EXERCISE REQUIREMENTS:
Identify and reproduce every line holding the string "який".

RECORDS:
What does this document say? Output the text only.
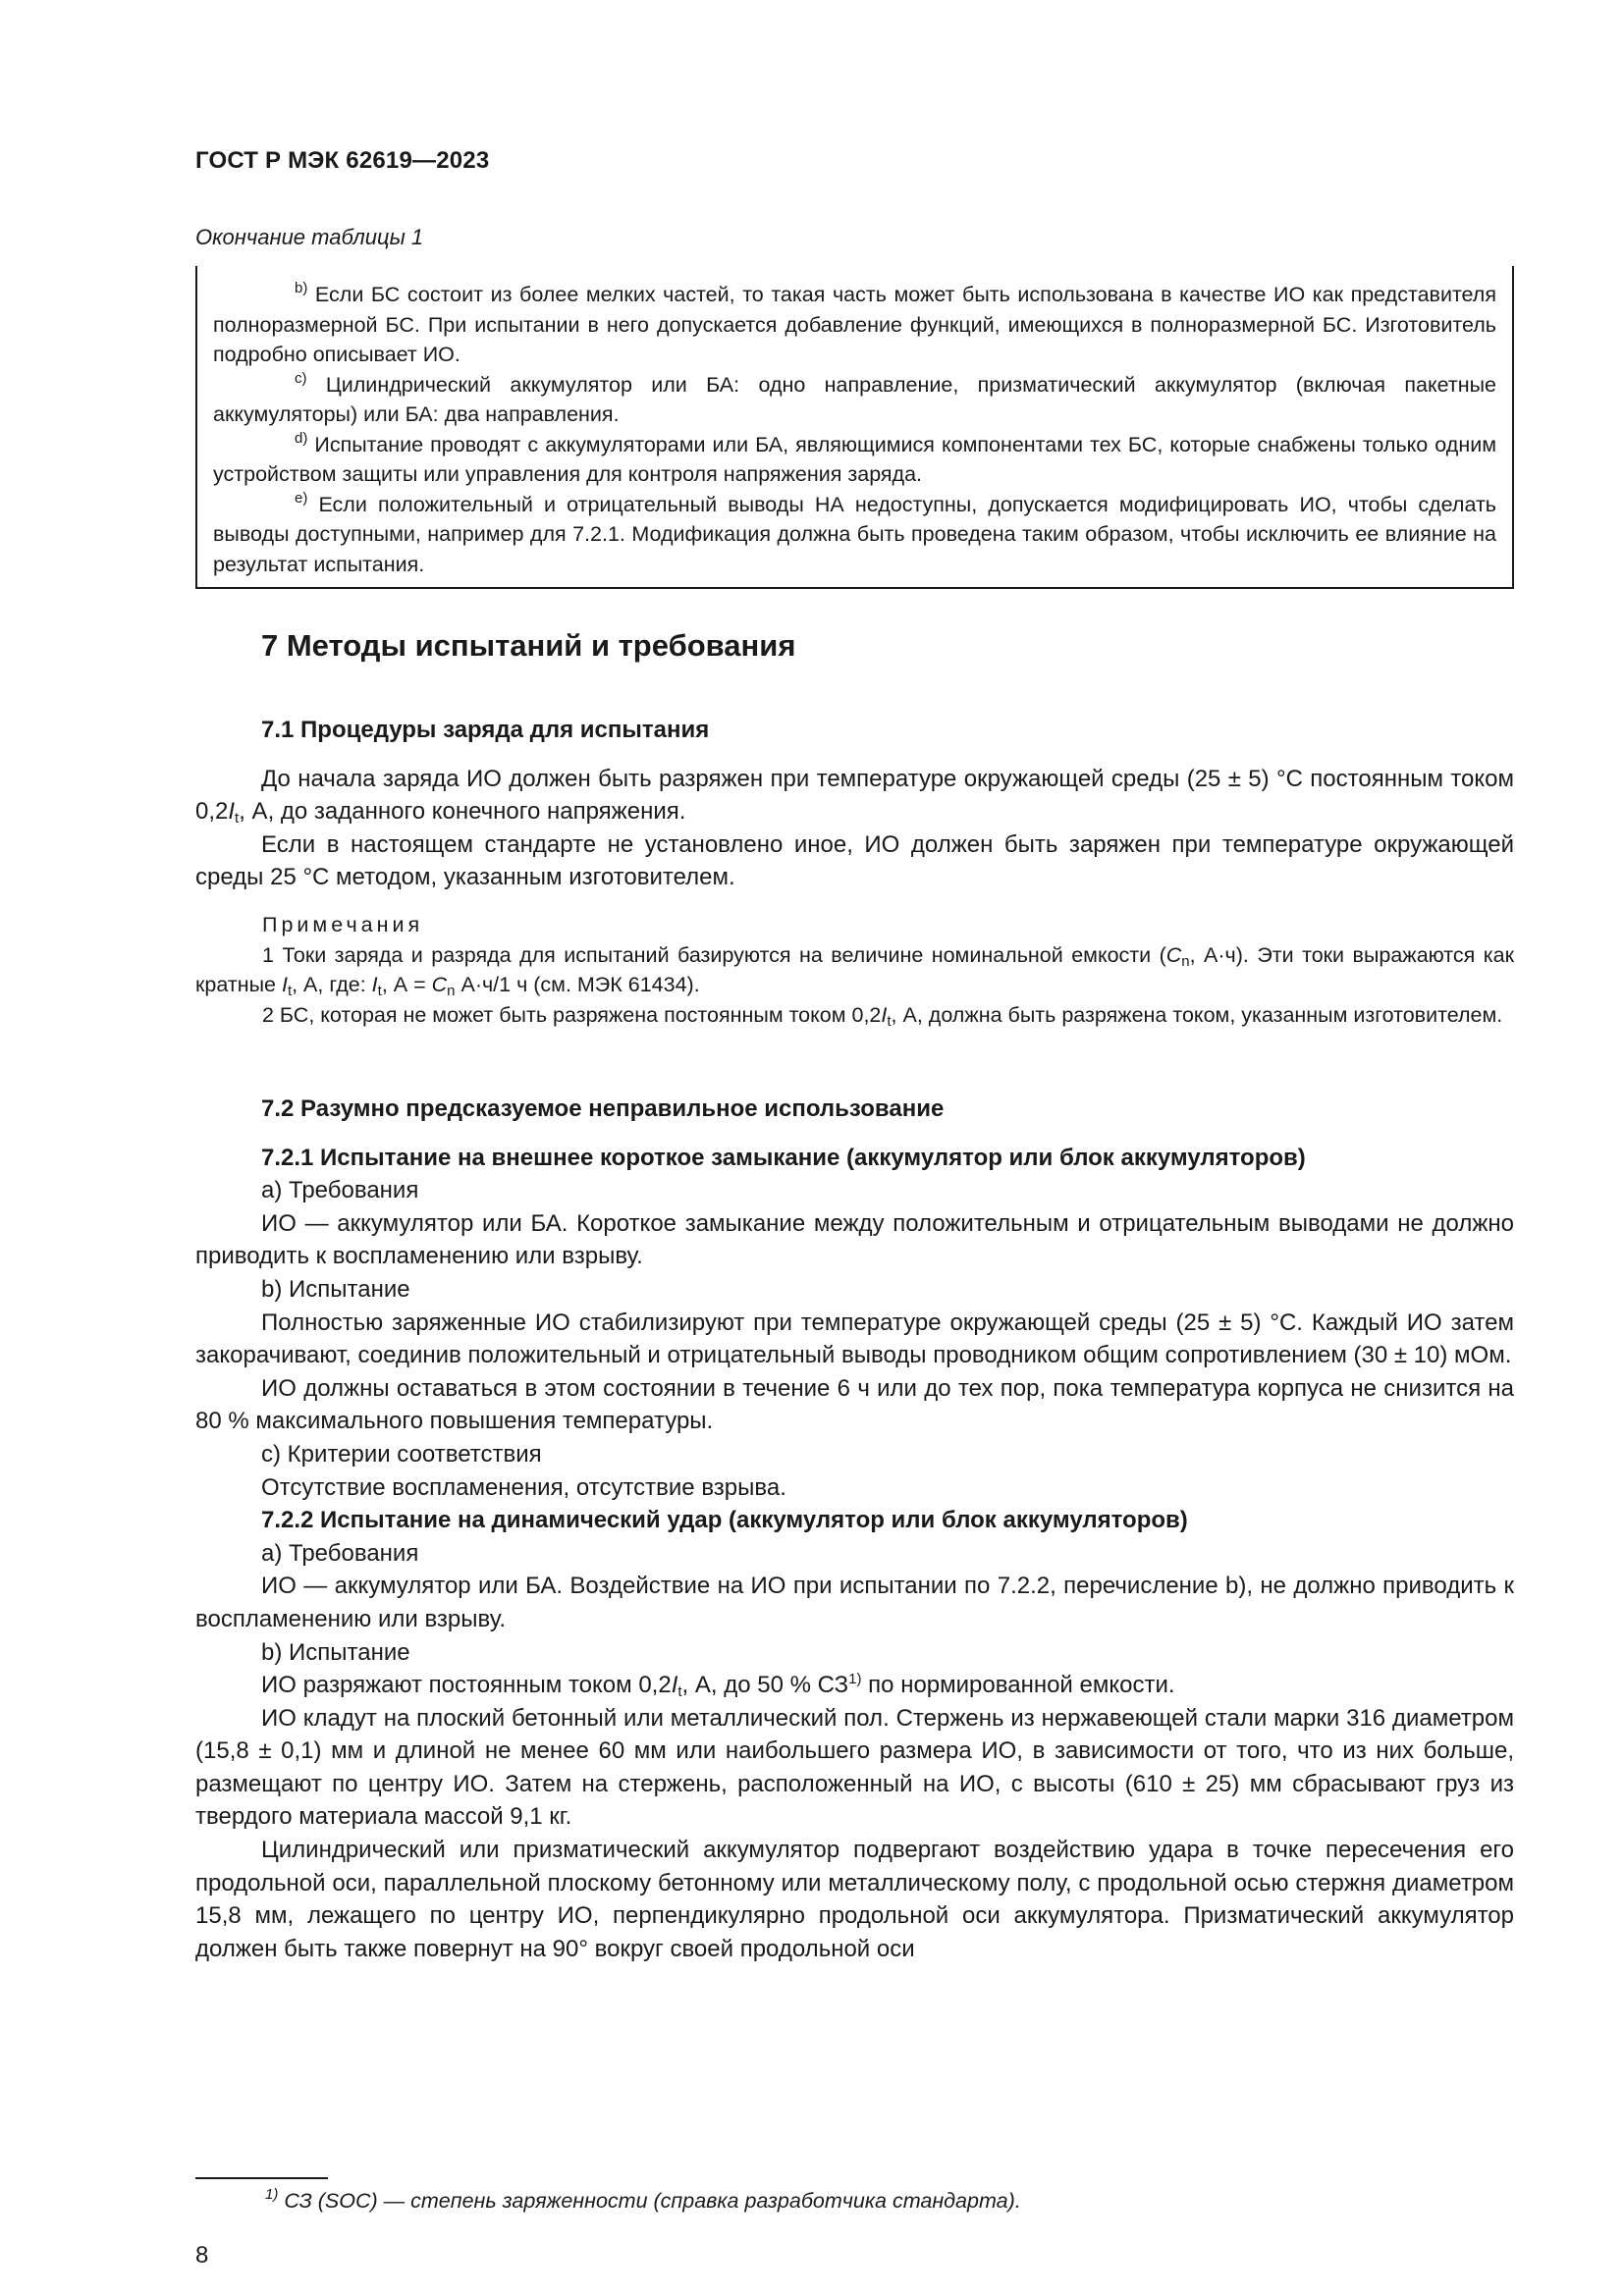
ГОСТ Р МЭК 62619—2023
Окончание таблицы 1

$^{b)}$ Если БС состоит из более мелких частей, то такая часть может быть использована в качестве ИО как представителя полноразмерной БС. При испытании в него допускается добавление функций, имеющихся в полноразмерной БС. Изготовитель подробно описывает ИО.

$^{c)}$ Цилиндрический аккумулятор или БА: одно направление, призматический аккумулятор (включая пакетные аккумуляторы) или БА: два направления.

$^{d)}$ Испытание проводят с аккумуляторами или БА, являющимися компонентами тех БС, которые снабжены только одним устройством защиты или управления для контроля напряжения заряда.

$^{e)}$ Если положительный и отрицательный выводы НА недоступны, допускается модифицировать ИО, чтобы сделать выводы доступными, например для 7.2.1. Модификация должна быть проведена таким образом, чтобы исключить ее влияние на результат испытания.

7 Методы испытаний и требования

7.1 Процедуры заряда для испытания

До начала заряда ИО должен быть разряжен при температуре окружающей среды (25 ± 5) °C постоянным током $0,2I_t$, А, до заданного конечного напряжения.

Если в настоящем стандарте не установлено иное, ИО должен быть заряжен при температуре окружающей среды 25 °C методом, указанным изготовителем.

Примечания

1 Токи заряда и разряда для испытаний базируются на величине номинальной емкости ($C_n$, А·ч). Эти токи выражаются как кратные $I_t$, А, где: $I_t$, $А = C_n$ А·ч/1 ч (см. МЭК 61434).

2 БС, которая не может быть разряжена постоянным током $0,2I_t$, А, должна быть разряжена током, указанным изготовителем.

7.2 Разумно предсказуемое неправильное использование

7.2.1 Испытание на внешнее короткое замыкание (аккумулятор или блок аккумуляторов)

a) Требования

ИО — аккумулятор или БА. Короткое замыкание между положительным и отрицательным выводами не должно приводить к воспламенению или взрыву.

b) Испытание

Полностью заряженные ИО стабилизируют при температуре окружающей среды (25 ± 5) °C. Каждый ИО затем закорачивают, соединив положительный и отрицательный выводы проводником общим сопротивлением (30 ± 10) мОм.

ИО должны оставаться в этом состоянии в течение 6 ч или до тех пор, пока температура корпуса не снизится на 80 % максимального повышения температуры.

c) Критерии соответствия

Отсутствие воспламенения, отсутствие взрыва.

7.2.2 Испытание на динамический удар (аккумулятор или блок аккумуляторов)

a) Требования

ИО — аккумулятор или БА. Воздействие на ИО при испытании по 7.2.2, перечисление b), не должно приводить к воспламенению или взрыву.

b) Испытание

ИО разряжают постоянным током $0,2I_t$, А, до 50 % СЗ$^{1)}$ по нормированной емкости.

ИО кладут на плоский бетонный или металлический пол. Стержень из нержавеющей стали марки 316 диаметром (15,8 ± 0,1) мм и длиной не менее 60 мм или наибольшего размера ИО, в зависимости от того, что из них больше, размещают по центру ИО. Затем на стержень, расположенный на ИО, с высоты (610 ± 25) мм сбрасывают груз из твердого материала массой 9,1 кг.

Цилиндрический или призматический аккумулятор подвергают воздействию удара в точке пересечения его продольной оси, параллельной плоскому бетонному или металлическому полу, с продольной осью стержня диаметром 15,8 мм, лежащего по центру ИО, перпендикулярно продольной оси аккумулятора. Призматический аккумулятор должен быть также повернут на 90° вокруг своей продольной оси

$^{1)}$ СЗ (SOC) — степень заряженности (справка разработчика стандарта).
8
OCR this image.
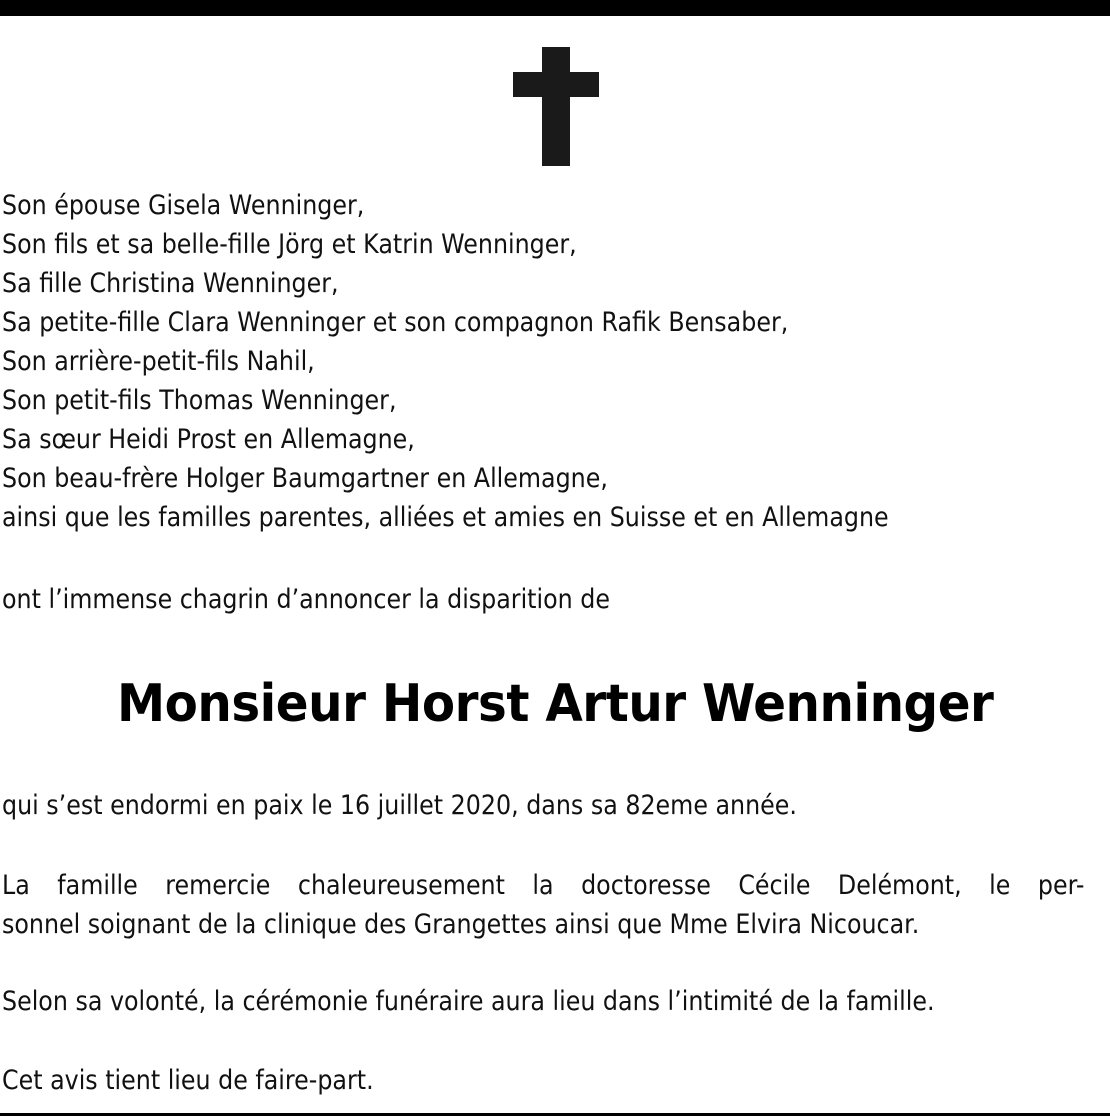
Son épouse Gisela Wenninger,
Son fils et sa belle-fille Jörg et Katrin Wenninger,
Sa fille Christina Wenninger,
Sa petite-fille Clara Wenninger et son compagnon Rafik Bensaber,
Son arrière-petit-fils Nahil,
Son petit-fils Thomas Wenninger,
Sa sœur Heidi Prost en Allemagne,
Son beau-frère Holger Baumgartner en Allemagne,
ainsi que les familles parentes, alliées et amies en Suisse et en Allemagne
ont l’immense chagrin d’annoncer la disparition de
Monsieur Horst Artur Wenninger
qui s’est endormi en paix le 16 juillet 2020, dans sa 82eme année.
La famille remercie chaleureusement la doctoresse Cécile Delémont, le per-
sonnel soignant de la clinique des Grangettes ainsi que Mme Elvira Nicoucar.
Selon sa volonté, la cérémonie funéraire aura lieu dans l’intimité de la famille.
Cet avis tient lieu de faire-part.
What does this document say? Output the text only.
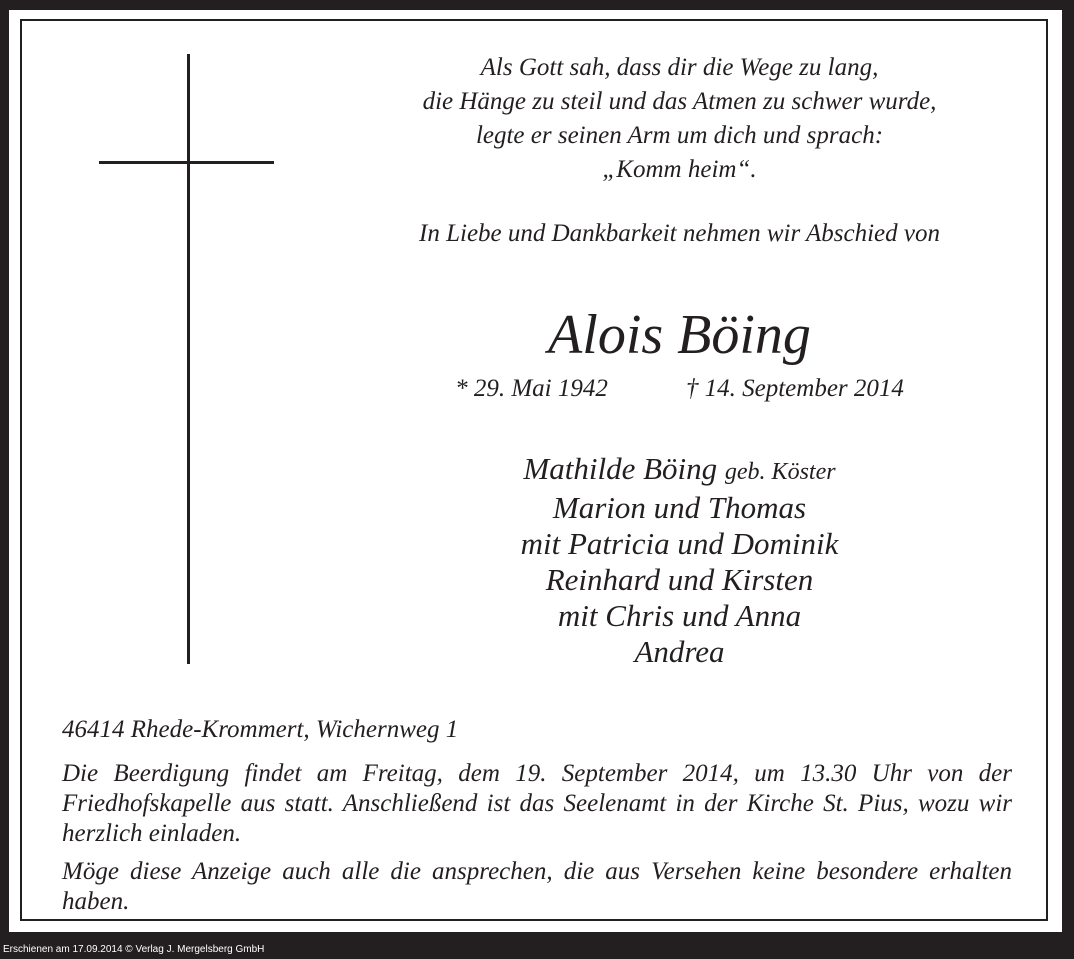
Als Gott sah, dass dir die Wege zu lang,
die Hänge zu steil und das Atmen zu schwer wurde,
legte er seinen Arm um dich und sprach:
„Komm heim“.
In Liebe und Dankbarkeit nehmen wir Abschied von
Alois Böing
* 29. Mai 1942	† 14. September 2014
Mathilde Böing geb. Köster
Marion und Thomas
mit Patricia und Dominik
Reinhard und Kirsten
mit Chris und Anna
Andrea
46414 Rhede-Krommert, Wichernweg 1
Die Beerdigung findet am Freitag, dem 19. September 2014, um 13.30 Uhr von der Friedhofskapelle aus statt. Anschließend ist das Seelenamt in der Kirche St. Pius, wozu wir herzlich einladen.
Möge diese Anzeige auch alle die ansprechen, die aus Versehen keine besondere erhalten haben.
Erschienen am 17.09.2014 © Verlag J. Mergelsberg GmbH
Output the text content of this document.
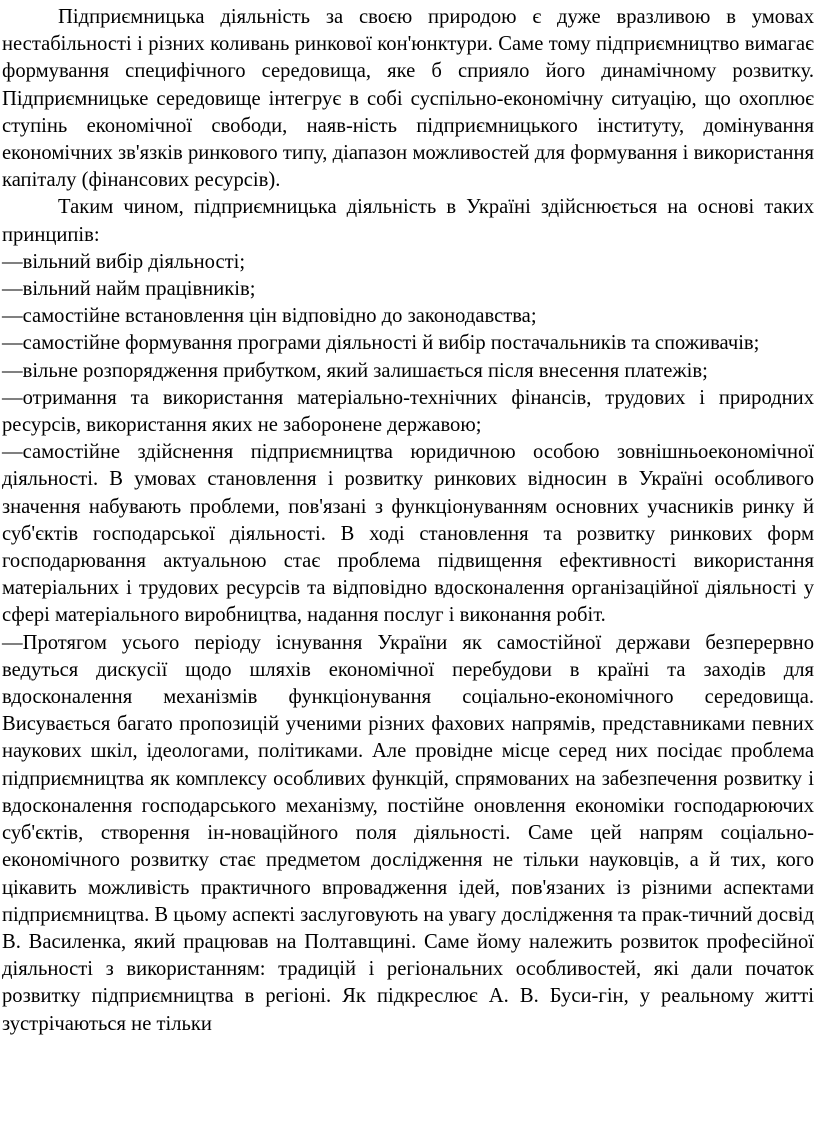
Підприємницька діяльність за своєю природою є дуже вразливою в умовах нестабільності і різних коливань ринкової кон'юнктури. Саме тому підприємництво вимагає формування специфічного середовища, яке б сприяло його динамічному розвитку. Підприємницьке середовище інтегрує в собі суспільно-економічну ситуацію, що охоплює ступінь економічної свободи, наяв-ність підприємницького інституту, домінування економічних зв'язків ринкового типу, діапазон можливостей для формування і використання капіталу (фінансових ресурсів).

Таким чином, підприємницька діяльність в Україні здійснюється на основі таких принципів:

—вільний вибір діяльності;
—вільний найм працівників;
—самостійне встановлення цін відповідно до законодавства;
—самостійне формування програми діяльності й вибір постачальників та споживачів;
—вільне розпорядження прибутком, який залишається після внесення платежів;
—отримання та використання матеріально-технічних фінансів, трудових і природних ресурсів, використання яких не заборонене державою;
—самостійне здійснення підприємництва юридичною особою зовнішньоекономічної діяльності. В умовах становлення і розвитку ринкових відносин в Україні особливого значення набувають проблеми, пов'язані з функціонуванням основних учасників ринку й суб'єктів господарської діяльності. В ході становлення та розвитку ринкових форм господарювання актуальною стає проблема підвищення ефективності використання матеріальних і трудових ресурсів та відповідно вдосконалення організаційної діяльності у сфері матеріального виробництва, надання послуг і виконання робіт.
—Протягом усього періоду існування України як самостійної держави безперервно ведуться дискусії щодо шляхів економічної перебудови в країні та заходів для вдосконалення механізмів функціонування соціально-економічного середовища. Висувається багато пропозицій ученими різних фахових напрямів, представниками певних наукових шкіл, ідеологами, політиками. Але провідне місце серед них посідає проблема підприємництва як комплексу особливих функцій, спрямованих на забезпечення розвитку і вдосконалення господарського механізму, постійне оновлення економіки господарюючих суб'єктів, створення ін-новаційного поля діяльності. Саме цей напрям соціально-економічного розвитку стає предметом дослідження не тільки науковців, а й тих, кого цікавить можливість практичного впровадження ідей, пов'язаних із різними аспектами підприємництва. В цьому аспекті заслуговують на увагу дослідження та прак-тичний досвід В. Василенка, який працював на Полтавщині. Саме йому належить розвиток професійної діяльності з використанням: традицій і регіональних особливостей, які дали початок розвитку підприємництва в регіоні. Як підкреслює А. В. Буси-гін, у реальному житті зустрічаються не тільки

RIGHT ANSWER:
—вільне розпорядження прибутком, який залишається після внесення платежів;
—Протягом усього періоду існування України як самостійної держави безперервно ведуться дискусії щодо шляхів економічної перебудови в країні та заходів для вдосконалення механізмів функціонування соціально-економічного середовища. Висувається багато пропозицій ученими різних фахових напрямів, представниками певних наукових шкіл, ідеологами, політиками. Але провідне місце серед них посідає проблема підприємництва як комплексу особливих функцій, спрямованих на забезпечення розвитку і вдосконалення господарського механізму, постійне оновлення економіки господарюючих суб'єктів, створення ін-новаційного поля діяльності. Саме цей напрям соціально-економічного розвитку стає предметом дослідження не тільки науковців, а й тих, кого цікавить можливість практичного впровадження ідей, пов'язаних із різними аспектами підприємництва. В цьому аспекті заслуговують на увагу дослідження та прак-тичний досвід В. Василенка, який працював на Полтавщині. Саме йому належить розвиток професійної діяльності з використанням: традицій і регіональних особливостей, які дали початок розвитку підприємництва в регіоні. Як підкреслює А. В. Буси-гін, у реальному житті зустрічаються не тільки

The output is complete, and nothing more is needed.